> **JOB**
Please copy all the lines that follow, word for word.

---------- DATA RECORDS

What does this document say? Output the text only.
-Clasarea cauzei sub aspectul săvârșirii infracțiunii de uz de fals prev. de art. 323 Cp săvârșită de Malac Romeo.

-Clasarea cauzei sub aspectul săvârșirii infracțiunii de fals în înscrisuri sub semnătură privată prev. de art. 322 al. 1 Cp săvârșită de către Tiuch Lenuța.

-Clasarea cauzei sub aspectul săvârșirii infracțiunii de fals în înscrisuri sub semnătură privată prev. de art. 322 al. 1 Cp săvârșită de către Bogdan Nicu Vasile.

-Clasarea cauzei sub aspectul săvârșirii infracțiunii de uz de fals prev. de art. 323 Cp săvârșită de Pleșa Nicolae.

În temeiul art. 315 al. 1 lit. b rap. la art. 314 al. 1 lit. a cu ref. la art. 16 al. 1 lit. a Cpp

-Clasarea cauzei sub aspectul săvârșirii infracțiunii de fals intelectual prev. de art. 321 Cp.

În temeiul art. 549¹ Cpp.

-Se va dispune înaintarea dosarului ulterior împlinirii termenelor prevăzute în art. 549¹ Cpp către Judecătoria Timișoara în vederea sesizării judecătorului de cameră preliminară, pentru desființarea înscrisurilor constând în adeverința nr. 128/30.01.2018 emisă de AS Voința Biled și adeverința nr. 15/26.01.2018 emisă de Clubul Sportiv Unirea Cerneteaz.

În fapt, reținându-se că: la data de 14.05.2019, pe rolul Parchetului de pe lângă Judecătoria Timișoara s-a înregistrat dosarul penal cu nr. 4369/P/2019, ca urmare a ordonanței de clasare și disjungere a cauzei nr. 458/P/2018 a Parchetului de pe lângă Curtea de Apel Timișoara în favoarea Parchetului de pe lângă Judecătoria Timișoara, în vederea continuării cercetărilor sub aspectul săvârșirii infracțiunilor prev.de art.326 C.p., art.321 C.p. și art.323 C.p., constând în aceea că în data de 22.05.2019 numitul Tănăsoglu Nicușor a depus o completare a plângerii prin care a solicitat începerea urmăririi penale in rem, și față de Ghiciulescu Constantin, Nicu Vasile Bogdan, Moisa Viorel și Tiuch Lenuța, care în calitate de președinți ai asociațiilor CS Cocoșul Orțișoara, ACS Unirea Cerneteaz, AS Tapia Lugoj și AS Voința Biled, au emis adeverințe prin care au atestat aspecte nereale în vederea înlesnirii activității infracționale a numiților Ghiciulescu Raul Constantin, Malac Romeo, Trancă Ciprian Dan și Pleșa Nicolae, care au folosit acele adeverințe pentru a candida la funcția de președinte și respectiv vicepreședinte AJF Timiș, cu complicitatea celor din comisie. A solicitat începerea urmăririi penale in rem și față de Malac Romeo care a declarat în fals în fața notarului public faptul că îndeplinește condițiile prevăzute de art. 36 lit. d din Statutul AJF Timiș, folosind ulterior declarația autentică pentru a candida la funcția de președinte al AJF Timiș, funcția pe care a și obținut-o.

--------------------

> **COMPLETE OUTPUT**
What does this document say? Output the text only.
-Clasarea cauzei sub aspectul săvârșirii infracțiunii de uz de fals prev. de art. 323 Cp săvârșită de Malac Romeo.

-Clasarea cauzei sub aspectul săvârșirii infracțiunii de fals în înscrisuri sub semnătură privată prev. de art. 322 al. 1 Cp săvârșită de către Tiuch Lenuța.

-Clasarea cauzei sub aspectul săvârșirii infracțiunii de fals în înscrisuri sub semnătură privată prev. de art. 322 al. 1 Cp săvârșită de către Bogdan Nicu Vasile.

-Clasarea cauzei sub aspectul săvârșirii infracțiunii de uz de fals prev. de art. 323 Cp săvârșită de Pleșa Nicolae.

În temeiul art. 315 al. 1 lit. b rap. la art. 314 al. 1 lit. a cu ref. la art. 16 al. 1 lit. a Cpp

-Clasarea cauzei sub aspectul săvârșirii infracțiunii de fals intelectual prev. de art. 321 Cp.

În temeiul art. 549¹ Cpp.

-Se va dispune înaintarea dosarului ulterior împlinirii termenelor prevăzute în art. 549¹ Cpp către Judecătoria Timișoara în vederea sesizării judecătorului de cameră preliminară, pentru desființarea înscrisurilor constând în adeverința nr. 128/30.01.2018 emisă de AS Voința Biled și adeverința nr. 15/26.01.2018 emisă de Clubul Sportiv Unirea Cerneteaz.

În fapt, reținându-se că: la data de 14.05.2019, pe rolul Parchetului de pe lângă Judecătoria Timișoara s-a înregistrat dosarul penal cu nr. 4369/P/2019, ca urmare a ordonanței de clasare și disjungere a cauzei nr. 458/P/2018 a Parchetului de pe lângă Curtea de Apel Timișoara în favoarea Parchetului de pe lângă Judecătoria Timișoara, în vederea continuării cercetărilor sub aspectul săvârșirii infracțiunilor prev.de art.326 C.p., art.321 C.p. și art.323 C.p., constând în aceea că în data de 22.05.2019 numitul Tănăsoglu Nicușor a depus o completare a plângerii prin care a solicitat începerea urmăririi penale in rem, și față de Ghiciulescu Constantin, Nicu Vasile Bogdan, Moisa Viorel și Tiuch Lenuța, care în calitate de președinți ai asociațiilor CS Cocoșul Orțișoara, ACS Unirea Cerneteaz, AS Tapia Lugoj și AS Voința Biled, au emis adeverințe prin care au atestat aspecte nereale în vederea înlesnirii activității infracționale a numiților Ghiciulescu Raul Constantin, Malac Romeo, Trancă Ciprian Dan și Pleșa Nicolae, care au folosit acele adeverințe pentru a candida la funcția de președinte și respectiv vicepreședinte AJF Timiș, cu complicitatea celor din comisie. A solicitat începerea urmăririi penale in rem și față de Malac Romeo care a declarat în fals în fața notarului public faptul că îndeplinește condițiile prevăzute de art. 36 lit. d din Statutul AJF Timiș, folosind ulterior declarația autentică pentru a candida la funcția de președinte al AJF Timiș, funcția pe care a și obținut-o.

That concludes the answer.